TASKS TO COMPLETE ->
[1] Answer these questions using the passage on the Study Demands-Resources theory.
(a) Which earlier theory supplies the principles that the SD-R theory applies?
(b) What three study resources does the passage give as examples?
(c) How does student engagement affect student performance?
[2] Extend the passage on the Study Demands-Resources theory, beginning after its final sentence.

**** PASSAGE

A possible framework to interpret the observed results is provided by the Study Demands-Resources (SD-R) theory (Lesener et al. 2020) that examines the relationships between study characteristics and study performance. Applying the same principles of the Job Demands-Resources theory (Demerouti et al. 2001) developed in the job setting to explain the workers’ burnout and well-being, the SD-R theory detects study demands (e.g., attending lectures, investing time in self-studying, managing high workload), which have a positive impact on the student burnout, and study resources (e.g., support from teachers, self-efficacy, self-motivation), which have a negative effect on the student burnout and a positive effect on the student engagement; in turn, student burnout and student engagement contribute in negative way and in a positive way, respectively, to the student performance.

********
**** SUPPLIED ENTRIES

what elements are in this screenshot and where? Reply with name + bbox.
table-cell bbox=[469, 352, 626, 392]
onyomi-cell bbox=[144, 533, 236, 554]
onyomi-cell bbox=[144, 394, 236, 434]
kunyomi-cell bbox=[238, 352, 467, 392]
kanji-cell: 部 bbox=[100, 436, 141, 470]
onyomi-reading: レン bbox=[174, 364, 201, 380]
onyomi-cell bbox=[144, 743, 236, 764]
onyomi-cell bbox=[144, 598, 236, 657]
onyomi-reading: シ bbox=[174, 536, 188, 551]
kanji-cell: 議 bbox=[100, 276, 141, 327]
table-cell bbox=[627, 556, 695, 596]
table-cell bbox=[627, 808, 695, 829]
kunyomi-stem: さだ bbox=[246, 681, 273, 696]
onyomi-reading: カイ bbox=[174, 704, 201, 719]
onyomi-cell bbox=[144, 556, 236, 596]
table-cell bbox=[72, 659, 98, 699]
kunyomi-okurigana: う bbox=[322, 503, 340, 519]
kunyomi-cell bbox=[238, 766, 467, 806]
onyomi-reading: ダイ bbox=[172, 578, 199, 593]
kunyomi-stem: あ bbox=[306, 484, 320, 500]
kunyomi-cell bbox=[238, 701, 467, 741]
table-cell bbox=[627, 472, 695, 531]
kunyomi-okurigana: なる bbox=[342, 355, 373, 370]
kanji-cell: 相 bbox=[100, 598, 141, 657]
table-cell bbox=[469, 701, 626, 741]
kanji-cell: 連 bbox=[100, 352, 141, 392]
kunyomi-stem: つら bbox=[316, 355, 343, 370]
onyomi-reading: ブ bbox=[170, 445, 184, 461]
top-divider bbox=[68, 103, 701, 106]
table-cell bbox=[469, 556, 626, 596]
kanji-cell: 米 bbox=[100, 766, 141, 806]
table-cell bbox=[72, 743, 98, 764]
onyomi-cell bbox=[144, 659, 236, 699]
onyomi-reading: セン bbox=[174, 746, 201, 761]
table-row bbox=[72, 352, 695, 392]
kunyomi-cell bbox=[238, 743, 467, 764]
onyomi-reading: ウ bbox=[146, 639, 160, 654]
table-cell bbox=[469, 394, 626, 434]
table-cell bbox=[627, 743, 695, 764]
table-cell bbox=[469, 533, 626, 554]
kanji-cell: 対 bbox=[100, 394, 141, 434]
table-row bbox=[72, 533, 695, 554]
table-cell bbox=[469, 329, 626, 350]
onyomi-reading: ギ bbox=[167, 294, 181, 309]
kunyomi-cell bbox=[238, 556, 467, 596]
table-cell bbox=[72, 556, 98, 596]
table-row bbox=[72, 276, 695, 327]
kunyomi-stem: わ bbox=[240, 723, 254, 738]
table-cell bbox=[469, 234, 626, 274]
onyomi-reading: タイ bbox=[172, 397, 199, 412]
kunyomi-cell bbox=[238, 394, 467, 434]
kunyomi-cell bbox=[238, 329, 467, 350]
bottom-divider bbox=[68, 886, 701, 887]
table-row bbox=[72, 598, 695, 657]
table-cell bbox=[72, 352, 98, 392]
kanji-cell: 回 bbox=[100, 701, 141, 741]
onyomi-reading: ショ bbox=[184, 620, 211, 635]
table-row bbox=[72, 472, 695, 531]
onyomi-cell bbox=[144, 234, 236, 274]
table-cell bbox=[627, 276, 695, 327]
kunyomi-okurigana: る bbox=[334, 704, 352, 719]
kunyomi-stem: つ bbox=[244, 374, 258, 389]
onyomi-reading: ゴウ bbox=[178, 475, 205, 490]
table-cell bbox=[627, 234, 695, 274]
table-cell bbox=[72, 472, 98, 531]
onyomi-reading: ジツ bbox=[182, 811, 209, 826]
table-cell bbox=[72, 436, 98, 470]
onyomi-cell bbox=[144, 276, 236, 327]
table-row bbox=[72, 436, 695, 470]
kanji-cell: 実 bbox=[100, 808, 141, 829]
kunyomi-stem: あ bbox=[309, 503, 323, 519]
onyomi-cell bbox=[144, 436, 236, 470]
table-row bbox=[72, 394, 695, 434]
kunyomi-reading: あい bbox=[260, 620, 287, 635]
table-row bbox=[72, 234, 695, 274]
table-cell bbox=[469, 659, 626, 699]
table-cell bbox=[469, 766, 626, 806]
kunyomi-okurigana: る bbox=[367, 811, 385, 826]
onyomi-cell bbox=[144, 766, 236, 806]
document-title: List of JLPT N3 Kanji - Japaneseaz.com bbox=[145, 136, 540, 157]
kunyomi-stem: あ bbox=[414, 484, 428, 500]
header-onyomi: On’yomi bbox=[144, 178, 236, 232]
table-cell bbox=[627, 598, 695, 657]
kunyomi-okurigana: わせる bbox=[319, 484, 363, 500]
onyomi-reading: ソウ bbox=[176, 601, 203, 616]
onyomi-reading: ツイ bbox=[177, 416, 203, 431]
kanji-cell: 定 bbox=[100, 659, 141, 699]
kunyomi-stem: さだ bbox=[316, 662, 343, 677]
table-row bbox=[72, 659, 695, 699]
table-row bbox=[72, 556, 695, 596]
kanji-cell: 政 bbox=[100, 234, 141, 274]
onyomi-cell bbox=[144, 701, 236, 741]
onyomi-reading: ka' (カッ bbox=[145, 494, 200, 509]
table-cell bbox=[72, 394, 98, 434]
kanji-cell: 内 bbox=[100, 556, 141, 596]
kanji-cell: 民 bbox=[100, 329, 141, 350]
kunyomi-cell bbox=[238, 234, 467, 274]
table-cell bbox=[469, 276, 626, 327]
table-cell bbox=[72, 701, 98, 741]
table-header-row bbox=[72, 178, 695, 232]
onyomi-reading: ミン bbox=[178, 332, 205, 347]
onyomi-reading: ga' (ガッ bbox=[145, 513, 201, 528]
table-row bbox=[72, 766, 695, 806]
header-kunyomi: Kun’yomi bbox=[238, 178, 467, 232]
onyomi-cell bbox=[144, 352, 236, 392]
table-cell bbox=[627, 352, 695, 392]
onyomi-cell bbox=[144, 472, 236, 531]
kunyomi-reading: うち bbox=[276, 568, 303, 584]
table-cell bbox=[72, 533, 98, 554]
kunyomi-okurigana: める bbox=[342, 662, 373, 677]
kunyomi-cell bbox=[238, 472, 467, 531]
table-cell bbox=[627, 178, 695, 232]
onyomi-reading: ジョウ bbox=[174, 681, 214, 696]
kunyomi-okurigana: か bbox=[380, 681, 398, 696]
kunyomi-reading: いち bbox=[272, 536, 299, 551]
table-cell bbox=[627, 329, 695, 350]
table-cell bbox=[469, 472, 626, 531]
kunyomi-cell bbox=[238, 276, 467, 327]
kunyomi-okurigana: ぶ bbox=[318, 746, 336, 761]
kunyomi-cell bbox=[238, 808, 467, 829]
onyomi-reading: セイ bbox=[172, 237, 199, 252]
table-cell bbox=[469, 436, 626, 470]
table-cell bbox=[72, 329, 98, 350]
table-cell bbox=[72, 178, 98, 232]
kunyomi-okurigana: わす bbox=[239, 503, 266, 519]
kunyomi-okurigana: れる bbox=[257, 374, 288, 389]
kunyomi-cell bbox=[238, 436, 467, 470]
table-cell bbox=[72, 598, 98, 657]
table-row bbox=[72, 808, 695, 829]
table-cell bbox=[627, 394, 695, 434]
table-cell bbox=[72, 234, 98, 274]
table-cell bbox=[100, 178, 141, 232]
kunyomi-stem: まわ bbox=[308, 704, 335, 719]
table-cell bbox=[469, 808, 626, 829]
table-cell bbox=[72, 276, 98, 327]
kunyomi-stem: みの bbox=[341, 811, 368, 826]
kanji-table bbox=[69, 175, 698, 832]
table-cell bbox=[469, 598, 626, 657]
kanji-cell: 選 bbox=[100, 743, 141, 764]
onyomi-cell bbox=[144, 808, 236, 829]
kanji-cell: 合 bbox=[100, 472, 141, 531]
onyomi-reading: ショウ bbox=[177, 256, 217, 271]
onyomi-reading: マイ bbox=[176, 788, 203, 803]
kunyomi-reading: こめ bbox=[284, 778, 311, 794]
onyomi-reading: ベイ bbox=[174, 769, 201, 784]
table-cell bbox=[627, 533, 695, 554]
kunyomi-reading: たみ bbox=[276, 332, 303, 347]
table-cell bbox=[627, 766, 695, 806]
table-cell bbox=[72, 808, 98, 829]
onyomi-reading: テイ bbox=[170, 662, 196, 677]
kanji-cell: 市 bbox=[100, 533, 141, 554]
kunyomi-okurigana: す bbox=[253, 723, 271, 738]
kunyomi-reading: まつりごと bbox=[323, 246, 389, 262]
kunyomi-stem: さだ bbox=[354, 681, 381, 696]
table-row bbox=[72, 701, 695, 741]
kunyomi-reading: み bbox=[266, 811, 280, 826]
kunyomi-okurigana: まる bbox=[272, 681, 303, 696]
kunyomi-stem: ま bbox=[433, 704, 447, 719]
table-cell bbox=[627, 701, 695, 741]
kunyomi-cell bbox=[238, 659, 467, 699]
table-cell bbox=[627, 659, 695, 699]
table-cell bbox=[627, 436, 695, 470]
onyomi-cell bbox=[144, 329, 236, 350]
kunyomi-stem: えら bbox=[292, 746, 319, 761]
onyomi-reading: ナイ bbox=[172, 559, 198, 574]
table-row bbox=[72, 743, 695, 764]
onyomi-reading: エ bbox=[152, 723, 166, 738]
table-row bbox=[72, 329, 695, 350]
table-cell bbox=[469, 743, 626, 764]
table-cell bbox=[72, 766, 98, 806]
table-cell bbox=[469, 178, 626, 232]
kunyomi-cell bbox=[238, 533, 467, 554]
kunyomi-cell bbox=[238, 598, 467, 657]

********

SOLVED PROBLEMS ->
[1]
(a) The Job Demands-Resources theory (Demerouti et al. 2001).
(b) Support from teachers, self-efficacy, and self-motivation.
(c) It contributes positively to student performance.

[2]
To take into account the consequences of COVID-19 on teaching and learning, the SD-R theory can be extended with new demands and resources under the remote teaching setting (Martin et al. 2021). On one hand, among the new demands we can detect at least three types of challenges (Aguilera-Hermida 2020): environmental (e.g., difficulty to be concentrated while being at home), emotional (e.g., lack of motivation), and online educational (e.g., increased workload) challenges, among which the techno-stressors (e.g., online learning barriers, techno-overload, work-home conflict, techno-ease, techno-reliability, techno-sociality; Galvin et al. 2022) play an important role. On the other hand, among the new study resources induced by the remote teaching, we can cite lectures registrations, increased time for family and hobbies, major stimulus for autonomy and adaptability, online support from university/teachers, parent help.

According to the SD-R theory, the substantial neutral effect on the study performance observed at the University of Florence can be explained with a compensation between the new study demands and the new study resources; see also Talsma et al. (2021) (and references therein) for a similar interpretation.

6 Final remarks

The aim of this contribution is to provide some guidelines to help researchers and academic policy makers to assess the effect of remote teaching on university students’ performance.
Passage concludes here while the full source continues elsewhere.